▸ **DIRECTIONS FOR THIS TASK**
Take the entries below and reproduce them word for word.

-------- RECORDS FOR THIS TASK --------

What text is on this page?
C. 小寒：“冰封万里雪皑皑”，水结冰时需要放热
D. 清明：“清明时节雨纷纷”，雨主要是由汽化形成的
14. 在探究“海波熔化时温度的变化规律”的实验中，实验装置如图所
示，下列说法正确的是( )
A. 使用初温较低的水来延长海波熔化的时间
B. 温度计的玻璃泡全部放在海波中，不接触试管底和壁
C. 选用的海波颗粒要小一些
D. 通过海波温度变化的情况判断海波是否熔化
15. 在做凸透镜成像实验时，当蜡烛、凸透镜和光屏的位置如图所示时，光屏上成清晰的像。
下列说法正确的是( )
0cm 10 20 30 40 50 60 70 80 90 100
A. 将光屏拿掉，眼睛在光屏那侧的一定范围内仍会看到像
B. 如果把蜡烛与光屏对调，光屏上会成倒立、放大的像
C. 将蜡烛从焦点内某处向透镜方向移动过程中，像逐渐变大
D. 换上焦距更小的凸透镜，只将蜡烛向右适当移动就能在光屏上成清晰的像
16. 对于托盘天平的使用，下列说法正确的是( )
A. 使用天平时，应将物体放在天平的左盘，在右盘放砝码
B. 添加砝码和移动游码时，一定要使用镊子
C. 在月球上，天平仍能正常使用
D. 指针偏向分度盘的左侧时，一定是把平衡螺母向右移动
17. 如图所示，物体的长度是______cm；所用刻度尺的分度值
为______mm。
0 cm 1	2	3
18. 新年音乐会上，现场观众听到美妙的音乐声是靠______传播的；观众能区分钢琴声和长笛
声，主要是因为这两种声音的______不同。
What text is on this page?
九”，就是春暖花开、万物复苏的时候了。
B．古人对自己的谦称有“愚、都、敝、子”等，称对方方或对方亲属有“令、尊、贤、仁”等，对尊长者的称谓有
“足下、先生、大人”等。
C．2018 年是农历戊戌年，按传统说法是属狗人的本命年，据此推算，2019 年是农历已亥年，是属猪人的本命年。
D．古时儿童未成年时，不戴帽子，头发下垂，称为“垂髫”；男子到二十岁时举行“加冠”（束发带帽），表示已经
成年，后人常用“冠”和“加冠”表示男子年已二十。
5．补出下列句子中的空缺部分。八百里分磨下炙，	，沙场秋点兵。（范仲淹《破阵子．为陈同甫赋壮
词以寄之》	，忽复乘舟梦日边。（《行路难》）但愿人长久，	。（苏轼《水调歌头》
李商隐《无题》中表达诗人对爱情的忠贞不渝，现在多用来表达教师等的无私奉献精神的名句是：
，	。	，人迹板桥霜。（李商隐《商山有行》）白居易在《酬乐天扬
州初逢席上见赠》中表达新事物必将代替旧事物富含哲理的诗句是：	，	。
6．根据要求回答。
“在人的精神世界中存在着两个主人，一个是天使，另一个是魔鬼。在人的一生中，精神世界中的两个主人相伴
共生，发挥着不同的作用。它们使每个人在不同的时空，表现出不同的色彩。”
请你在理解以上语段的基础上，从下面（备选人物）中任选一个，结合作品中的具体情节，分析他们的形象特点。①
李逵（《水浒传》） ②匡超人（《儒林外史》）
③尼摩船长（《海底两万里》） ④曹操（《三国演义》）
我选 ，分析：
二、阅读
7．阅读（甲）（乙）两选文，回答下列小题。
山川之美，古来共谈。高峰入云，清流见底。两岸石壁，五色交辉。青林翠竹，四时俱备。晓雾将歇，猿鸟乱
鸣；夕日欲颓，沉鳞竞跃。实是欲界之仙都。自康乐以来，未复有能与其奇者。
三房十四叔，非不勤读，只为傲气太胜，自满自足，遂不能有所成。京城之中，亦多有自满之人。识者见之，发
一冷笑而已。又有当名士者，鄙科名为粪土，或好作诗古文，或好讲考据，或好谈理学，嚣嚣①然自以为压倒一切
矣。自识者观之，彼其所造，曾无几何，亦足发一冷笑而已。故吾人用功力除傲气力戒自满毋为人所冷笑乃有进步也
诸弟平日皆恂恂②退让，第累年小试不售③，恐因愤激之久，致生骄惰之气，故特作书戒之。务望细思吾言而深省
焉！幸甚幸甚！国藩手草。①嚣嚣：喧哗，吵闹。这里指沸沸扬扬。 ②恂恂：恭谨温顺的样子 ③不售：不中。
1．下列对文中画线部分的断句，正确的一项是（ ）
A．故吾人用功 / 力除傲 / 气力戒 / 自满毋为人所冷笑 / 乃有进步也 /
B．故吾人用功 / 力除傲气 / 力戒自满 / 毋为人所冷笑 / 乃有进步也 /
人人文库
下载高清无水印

--------

▸ **CORRECT RESULT**
What text is on this page?
C. 小寒：“冰封万里雪皑皑”，水结冰时需要放热
D. 清明：“清明时节雨纷纷”，雨主要是由汽化形成的
14. 在探究“海波熔化时温度的变化规律”的实验中，实验装置如图所
示，下列说法正确的是( )
A. 使用初温较低的水来延长海波熔化的时间
B. 温度计的玻璃泡全部放在海波中，不接触试管底和壁
C. 选用的海波颗粒要小一些
D. 通过海波温度变化的情况判断海波是否熔化
15. 在做凸透镜成像实验时，当蜡烛、凸透镜和光屏的位置如图所示时，光屏上成清晰的像。
下列说法正确的是( )
0cm 10 20 30 40 50 60 70 80 90 100
A. 将光屏拿掉，眼睛在光屏那侧的一定范围内仍会看到像
B. 如果把蜡烛与光屏对调，光屏上会成倒立、放大的像
C. 将蜡烛从焦点内某处向透镜方向移动过程中，像逐渐变大
D. 换上焦距更小的凸透镜，只将蜡烛向右适当移动就能在光屏上成清晰的像
16. 对于托盘天平的使用，下列说法正确的是( )
A. 使用天平时，应将物体放在天平的左盘，在右盘放砝码
B. 添加砝码和移动游码时，一定要使用镊子
C. 在月球上，天平仍能正常使用
D. 指针偏向分度盘的左侧时，一定是把平衡螺母向右移动
17. 如图所示，物体的长度是______cm；所用刻度尺的分度值
为______mm。
0 cm 1	2	3
18. 新年音乐会上，现场观众听到美妙的音乐声是靠______传播的；观众能区分钢琴声和长笛
声，主要是因为这两种声音的______不同。
What text is on this page?
九”，就是春暖花开、万物复苏的时候了。
B．古人对自己的谦称有“愚、都、敝、子”等，称对方方或对方亲属有“令、尊、贤、仁”等，对尊长者的称谓有
“足下、先生、大人”等。
C．2018 年是农历戊戌年，按传统说法是属狗人的本命年，据此推算，2019 年是农历已亥年，是属猪人的本命年。
D．古时儿童未成年时，不戴帽子，头发下垂，称为“垂髫”；男子到二十岁时举行“加冠”（束发带帽），表示已经
成年，后人常用“冠”和“加冠”表示男子年已二十。
5．补出下列句子中的空缺部分。八百里分磨下炙，	，沙场秋点兵。（范仲淹《破阵子．为陈同甫赋壮
词以寄之》	，忽复乘舟梦日边。（《行路难》）但愿人长久，	。（苏轼《水调歌头》
李商隐《无题》中表达诗人对爱情的忠贞不渝，现在多用来表达教师等的无私奉献精神的名句是：
，	。	，人迹板桥霜。（李商隐《商山有行》）白居易在《酬乐天扬
州初逢席上见赠》中表达新事物必将代替旧事物富含哲理的诗句是：	，	。
6．根据要求回答。
“在人的精神世界中存在着两个主人，一个是天使，另一个是魔鬼。在人的一生中，精神世界中的两个主人相伴
共生，发挥着不同的作用。它们使每个人在不同的时空，表现出不同的色彩。”
请你在理解以上语段的基础上，从下面（备选人物）中任选一个，结合作品中的具体情节，分析他们的形象特点。①
李逵（《水浒传》） ②匡超人（《儒林外史》）
③尼摩船长（《海底两万里》） ④曹操（《三国演义》）
我选 ，分析：
二、阅读
7．阅读（甲）（乙）两选文，回答下列小题。
山川之美，古来共谈。高峰入云，清流见底。两岸石壁，五色交辉。青林翠竹，四时俱备。晓雾将歇，猿鸟乱
鸣；夕日欲颓，沉鳞竞跃。实是欲界之仙都。自康乐以来，未复有能与其奇者。
三房十四叔，非不勤读，只为傲气太胜，自满自足，遂不能有所成。京城之中，亦多有自满之人。识者见之，发
一冷笑而已。又有当名士者，鄙科名为粪土，或好作诗古文，或好讲考据，或好谈理学，嚣嚣①然自以为压倒一切
矣。自识者观之，彼其所造，曾无几何，亦足发一冷笑而已。故吾人用功力除傲气力戒自满毋为人所冷笑乃有进步也
诸弟平日皆恂恂②退让，第累年小试不售③，恐因愤激之久，致生骄惰之气，故特作书戒之。务望细思吾言而深省
焉！幸甚幸甚！国藩手草。①嚣嚣：喧哗，吵闹。这里指沸沸扬扬。 ②恂恂：恭谨温顺的样子 ③不售：不中。
1．下列对文中画线部分的断句，正确的一项是（ ）
A．故吾人用功 / 力除傲 / 气力戒 / 自满毋为人所冷笑 / 乃有进步也 /
B．故吾人用功 / 力除傲气 / 力戒自满 / 毋为人所冷笑 / 乃有进步也 /
人人文库
下载高清无水印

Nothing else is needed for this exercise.